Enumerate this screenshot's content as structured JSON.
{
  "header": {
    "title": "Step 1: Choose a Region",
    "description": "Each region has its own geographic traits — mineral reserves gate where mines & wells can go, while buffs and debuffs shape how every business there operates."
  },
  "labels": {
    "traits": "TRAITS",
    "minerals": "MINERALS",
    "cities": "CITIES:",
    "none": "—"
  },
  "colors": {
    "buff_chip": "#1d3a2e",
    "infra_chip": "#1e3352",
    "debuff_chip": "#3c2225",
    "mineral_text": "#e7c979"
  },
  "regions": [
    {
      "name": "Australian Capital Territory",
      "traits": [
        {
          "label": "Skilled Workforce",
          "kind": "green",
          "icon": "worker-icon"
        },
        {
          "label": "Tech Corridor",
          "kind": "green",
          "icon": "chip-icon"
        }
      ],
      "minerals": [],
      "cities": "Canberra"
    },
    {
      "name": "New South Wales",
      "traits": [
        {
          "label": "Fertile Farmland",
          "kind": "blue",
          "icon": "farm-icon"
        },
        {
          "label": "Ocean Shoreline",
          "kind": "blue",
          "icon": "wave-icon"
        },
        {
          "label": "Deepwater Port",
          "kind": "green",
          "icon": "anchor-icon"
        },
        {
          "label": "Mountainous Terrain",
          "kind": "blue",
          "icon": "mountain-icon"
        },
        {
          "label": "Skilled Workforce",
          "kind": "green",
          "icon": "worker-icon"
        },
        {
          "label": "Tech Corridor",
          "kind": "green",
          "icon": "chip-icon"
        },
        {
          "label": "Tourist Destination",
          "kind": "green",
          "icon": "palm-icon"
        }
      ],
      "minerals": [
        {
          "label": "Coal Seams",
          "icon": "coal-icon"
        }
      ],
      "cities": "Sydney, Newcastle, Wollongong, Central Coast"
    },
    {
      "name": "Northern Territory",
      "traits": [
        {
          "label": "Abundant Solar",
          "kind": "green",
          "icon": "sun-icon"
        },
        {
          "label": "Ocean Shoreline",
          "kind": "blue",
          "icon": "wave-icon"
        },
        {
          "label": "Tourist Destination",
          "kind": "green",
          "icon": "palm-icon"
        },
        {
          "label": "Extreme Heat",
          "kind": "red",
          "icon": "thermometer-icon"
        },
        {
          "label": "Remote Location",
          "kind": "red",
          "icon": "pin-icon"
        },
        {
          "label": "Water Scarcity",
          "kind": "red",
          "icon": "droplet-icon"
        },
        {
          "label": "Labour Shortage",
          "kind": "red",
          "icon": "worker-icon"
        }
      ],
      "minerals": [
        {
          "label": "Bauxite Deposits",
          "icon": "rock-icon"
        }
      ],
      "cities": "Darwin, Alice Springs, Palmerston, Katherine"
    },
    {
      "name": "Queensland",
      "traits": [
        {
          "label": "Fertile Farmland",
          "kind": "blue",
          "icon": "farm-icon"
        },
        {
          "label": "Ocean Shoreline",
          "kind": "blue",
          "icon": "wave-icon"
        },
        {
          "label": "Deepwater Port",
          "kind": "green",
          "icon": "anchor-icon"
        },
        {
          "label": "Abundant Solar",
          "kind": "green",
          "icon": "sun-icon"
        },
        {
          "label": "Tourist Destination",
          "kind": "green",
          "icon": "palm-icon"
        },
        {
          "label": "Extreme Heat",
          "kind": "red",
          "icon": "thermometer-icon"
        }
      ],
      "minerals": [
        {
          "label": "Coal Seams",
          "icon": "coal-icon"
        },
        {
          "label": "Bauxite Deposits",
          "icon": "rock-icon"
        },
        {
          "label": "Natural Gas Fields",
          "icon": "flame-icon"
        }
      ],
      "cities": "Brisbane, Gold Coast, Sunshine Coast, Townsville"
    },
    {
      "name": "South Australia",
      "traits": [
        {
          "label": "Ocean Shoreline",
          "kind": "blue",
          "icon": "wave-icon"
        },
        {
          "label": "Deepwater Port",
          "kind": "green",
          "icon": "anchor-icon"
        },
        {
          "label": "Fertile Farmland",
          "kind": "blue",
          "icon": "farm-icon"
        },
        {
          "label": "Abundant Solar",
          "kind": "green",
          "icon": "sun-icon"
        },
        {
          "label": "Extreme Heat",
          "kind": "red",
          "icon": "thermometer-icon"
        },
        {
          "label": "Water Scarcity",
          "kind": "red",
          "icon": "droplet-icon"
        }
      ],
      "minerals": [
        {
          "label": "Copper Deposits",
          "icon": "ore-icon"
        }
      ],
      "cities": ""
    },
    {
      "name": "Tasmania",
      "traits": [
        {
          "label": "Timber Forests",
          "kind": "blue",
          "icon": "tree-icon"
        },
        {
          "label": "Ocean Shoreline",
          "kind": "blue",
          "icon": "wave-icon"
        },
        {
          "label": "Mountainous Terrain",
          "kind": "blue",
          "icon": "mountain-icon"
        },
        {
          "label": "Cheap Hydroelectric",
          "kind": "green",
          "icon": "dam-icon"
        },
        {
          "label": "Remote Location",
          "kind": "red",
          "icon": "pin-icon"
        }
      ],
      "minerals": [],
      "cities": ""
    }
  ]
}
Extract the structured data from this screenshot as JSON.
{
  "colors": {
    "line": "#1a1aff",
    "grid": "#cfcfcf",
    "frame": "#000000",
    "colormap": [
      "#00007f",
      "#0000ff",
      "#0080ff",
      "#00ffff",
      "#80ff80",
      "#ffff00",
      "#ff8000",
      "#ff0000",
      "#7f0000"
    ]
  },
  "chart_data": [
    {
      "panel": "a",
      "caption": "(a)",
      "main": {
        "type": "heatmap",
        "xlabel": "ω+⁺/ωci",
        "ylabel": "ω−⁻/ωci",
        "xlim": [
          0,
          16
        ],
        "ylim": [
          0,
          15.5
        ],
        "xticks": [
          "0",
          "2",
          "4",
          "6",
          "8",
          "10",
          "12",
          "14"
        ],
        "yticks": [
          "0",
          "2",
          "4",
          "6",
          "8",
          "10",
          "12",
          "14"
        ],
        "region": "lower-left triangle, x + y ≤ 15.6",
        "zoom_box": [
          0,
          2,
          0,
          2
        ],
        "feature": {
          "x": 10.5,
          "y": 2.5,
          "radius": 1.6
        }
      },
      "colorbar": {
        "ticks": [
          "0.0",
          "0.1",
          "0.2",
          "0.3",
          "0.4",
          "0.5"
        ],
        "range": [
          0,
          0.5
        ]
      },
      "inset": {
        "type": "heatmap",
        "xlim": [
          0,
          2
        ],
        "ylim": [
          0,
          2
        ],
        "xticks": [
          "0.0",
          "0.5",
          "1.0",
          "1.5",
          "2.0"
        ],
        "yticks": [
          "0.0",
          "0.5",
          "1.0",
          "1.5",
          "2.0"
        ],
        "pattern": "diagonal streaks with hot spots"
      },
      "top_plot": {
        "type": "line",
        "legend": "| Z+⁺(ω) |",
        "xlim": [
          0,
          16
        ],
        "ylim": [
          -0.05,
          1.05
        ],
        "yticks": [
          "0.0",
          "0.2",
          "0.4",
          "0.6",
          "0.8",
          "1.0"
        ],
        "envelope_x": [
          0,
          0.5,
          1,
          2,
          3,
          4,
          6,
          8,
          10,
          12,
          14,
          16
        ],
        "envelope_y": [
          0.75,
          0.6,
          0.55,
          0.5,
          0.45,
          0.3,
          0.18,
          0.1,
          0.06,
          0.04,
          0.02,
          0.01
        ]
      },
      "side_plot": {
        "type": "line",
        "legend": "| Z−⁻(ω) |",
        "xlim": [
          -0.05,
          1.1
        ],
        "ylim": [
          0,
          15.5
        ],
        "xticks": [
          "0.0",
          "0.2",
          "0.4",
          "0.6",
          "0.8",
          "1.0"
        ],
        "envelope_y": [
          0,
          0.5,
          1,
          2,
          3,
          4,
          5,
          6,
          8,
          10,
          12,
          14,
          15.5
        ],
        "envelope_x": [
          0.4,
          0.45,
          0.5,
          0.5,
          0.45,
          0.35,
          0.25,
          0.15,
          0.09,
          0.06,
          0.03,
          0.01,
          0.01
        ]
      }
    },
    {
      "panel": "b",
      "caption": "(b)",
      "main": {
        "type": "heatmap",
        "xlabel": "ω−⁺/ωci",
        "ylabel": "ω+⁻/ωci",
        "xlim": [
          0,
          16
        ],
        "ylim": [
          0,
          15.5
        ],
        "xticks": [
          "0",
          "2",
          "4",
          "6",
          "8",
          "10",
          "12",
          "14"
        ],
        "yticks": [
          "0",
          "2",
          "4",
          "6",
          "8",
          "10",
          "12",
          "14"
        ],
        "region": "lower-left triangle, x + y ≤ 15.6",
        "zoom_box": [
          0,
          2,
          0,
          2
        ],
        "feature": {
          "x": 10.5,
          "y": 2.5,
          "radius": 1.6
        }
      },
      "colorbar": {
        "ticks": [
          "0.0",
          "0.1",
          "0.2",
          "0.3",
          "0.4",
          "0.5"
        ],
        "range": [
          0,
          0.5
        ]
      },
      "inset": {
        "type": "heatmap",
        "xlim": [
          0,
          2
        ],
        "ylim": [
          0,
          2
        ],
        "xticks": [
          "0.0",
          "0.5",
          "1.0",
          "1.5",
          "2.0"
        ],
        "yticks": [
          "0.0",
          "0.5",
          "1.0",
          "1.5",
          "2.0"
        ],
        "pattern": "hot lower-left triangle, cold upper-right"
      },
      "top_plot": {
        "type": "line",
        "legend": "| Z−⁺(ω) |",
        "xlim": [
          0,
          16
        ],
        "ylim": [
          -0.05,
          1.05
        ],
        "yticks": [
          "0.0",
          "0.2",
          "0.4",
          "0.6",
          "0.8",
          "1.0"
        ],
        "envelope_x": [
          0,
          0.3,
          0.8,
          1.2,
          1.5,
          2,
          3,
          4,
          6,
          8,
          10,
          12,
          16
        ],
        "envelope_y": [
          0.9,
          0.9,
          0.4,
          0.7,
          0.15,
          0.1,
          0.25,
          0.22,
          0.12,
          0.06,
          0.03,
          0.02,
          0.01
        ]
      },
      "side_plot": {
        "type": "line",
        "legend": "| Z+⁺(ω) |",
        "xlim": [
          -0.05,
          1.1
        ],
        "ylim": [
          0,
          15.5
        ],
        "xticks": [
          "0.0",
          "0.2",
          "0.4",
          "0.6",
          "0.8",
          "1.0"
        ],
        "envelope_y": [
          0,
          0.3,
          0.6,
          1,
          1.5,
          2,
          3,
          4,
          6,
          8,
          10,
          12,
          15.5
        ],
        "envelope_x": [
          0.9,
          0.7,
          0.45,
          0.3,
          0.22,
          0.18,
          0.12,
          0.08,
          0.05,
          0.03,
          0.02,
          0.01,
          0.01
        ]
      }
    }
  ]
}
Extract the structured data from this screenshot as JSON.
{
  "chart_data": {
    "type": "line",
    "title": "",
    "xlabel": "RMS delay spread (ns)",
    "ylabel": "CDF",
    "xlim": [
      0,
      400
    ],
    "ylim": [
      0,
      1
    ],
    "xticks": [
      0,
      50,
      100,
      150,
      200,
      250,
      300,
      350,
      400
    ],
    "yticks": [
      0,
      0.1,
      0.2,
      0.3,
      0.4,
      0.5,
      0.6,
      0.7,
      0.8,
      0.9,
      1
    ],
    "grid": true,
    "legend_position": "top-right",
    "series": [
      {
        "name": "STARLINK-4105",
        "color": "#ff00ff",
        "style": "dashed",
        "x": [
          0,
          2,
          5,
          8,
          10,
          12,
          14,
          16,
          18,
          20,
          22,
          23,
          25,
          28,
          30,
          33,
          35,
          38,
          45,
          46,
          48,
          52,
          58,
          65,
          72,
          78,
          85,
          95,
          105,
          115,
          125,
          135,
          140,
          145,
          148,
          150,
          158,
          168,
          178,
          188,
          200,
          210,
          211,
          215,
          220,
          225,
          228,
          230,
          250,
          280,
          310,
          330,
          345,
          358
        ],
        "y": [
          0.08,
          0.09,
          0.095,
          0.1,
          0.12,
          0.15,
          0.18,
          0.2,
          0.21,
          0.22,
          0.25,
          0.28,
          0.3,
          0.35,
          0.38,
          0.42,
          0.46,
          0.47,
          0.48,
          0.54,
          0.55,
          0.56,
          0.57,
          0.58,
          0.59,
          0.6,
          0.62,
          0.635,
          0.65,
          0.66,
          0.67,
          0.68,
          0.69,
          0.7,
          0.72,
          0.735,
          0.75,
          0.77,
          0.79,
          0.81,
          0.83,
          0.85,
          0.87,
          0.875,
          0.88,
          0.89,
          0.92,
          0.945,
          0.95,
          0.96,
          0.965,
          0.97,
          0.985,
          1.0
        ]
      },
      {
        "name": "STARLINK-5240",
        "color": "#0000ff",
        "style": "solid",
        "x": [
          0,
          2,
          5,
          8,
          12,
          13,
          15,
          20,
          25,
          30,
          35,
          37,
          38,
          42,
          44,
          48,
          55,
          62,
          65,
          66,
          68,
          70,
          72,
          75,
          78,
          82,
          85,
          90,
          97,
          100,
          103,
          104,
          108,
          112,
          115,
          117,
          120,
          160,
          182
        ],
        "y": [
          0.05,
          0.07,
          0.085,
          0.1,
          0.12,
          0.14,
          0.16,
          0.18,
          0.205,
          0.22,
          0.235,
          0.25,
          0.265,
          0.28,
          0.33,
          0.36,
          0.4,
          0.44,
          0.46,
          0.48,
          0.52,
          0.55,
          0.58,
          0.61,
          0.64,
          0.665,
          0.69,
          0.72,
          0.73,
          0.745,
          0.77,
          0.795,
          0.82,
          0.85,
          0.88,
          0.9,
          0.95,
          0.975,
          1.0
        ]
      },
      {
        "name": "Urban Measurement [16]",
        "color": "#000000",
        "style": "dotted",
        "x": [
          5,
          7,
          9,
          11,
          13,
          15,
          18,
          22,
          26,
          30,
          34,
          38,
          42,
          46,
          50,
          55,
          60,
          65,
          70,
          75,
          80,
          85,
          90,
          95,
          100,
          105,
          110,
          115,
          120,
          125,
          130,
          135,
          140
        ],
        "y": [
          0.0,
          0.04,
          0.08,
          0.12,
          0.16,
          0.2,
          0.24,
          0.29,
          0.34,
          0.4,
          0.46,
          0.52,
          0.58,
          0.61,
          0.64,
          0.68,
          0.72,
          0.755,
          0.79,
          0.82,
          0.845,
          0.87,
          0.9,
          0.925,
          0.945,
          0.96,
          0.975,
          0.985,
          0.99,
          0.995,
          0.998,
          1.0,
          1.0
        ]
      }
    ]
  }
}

* * *

Pull every line containing "cities" from the data.

    "cities": "CITIES:",
      "cities": "Canberra"
      "cities": "Sydney, Newcastle, Wollongong, Central Coast"
      "cities": "Darwin, Alice Springs, Palmerston, Katherine"
      "cities": "Brisbane, Gold Coast, Sunshine Coast, Townsville"
      "cities": ""
      "cities": ""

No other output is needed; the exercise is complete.